(Stored records)
-- Start --

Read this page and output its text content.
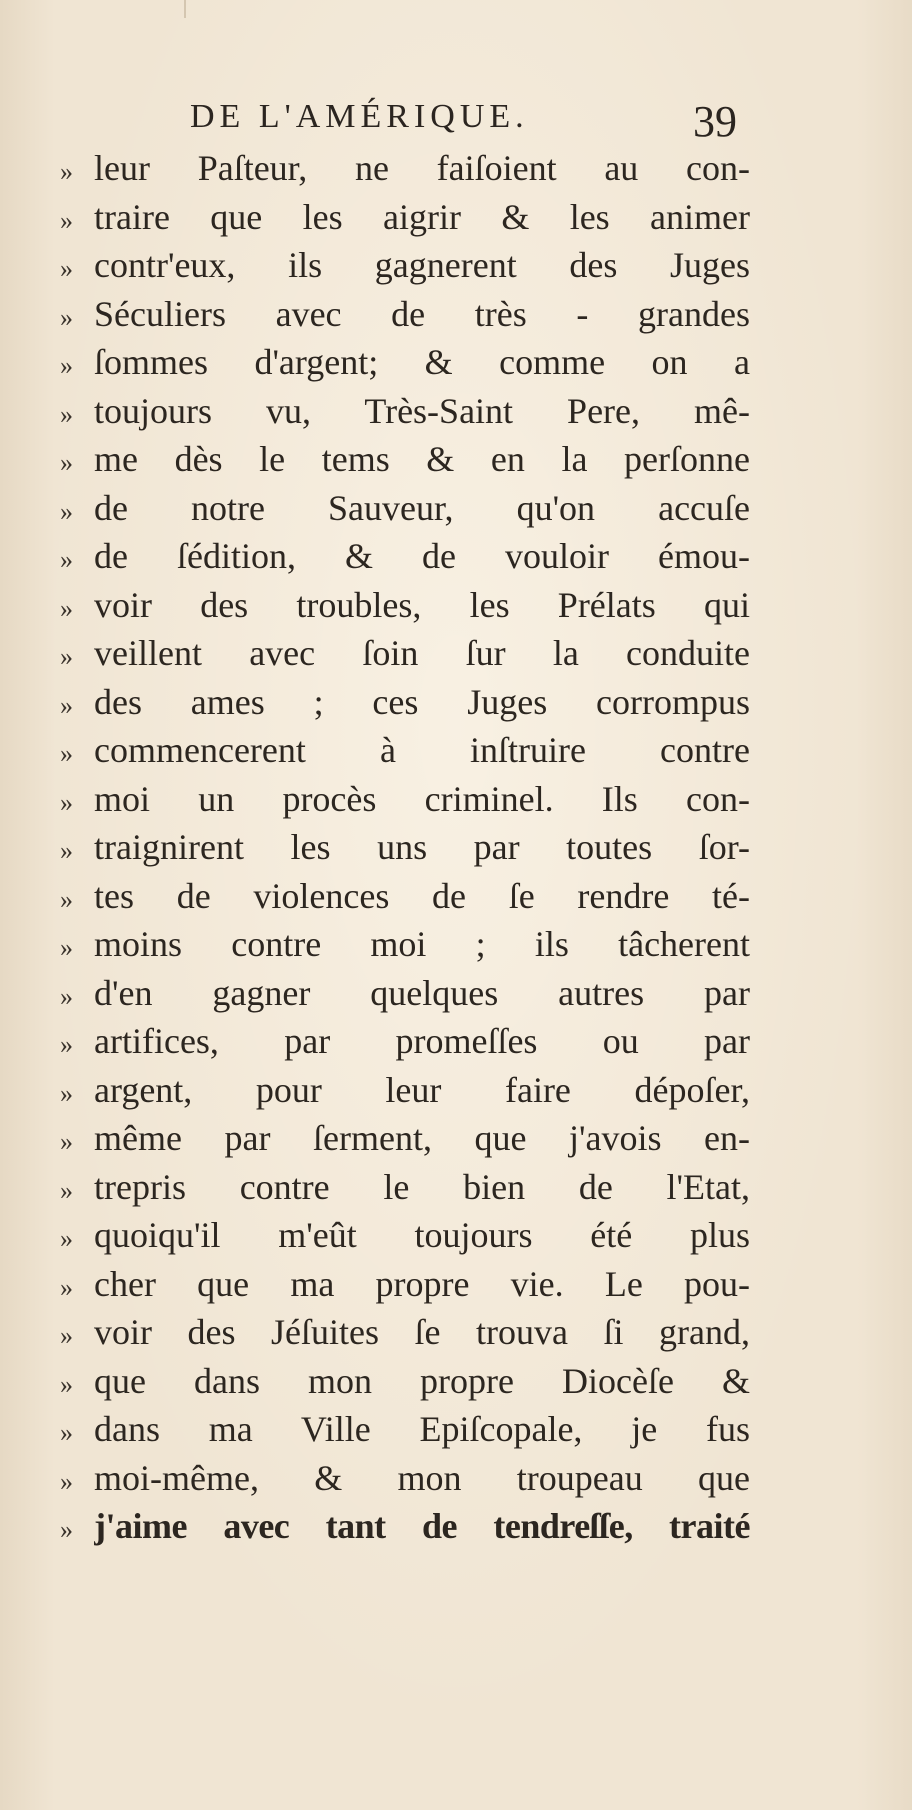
DE L'AMÉRIQUE.	39
» leur Paſteur, ne faiſoient au con-
» traire que les aigrir & les animer
» contr'eux, ils gagnerent des Juges
» Séculiers avec de très - grandes
» ſommes d'argent; & comme on a
» toujours vu, Très-Saint Pere, mê-
» me dès le tems & en la perſonne
» de notre Sauveur, qu'on accuſe
» de ſédition, & de vouloir émou-
» voir des troubles, les Prélats qui
» veillent avec ſoin ſur la conduite
» des ames ; ces Juges corrompus
» commencerent à inſtruire contre
» moi un procès criminel. Ils con-
» traignirent les uns par toutes ſor-
» tes de violences de ſe rendre té-
» moins contre moi ; ils tâcherent
» d'en gagner quelques autres par
» artifices, par promeſſes ou par
» argent, pour leur faire dépoſer,
» même par ſerment, que j'avois en-
» trepris contre le bien de l'Etat,
» quoiqu'il m'eût toujours été plus
» cher que ma propre vie. Le pou-
» voir des Jéſuites ſe trouva ſi grand,
» que dans mon propre Diocèſe &
» dans ma Ville Epiſcopale, je fus
» moi-même, & mon troupeau que
» j'aime avec tant de tendreſſe, traité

-- End --

Go through the entries above and output them exactly, without pictures.

RESPONSE TO THIS TASK:
Read this page and output its text content.
DE L'AMÉRIQUE.	39
» leur Paſteur, ne faiſoient au con-
» traire que les aigrir & les animer
» contr'eux, ils gagnerent des Juges
» Séculiers avec de très - grandes
» ſommes d'argent; & comme on a
» toujours vu, Très-Saint Pere, mê-
» me dès le tems & en la perſonne
» de notre Sauveur, qu'on accuſe
» de ſédition, & de vouloir émou-
» voir des troubles, les Prélats qui
» veillent avec ſoin ſur la conduite
» des ames ; ces Juges corrompus
» commencerent à inſtruire contre
» moi un procès criminel. Ils con-
» traignirent les uns par toutes ſor-
» tes de violences de ſe rendre té-
» moins contre moi ; ils tâcherent
» d'en gagner quelques autres par
» artifices, par promeſſes ou par
» argent, pour leur faire dépoſer,
» même par ſerment, que j'avois en-
» trepris contre le bien de l'Etat,
» quoiqu'il m'eût toujours été plus
» cher que ma propre vie. Le pou-
» voir des Jéſuites ſe trouva ſi grand,
» que dans mon propre Diocèſe &
» dans ma Ville Epiſcopale, je fus
» moi-même, & mon troupeau que
» j'aime avec tant de tendreſſe, traité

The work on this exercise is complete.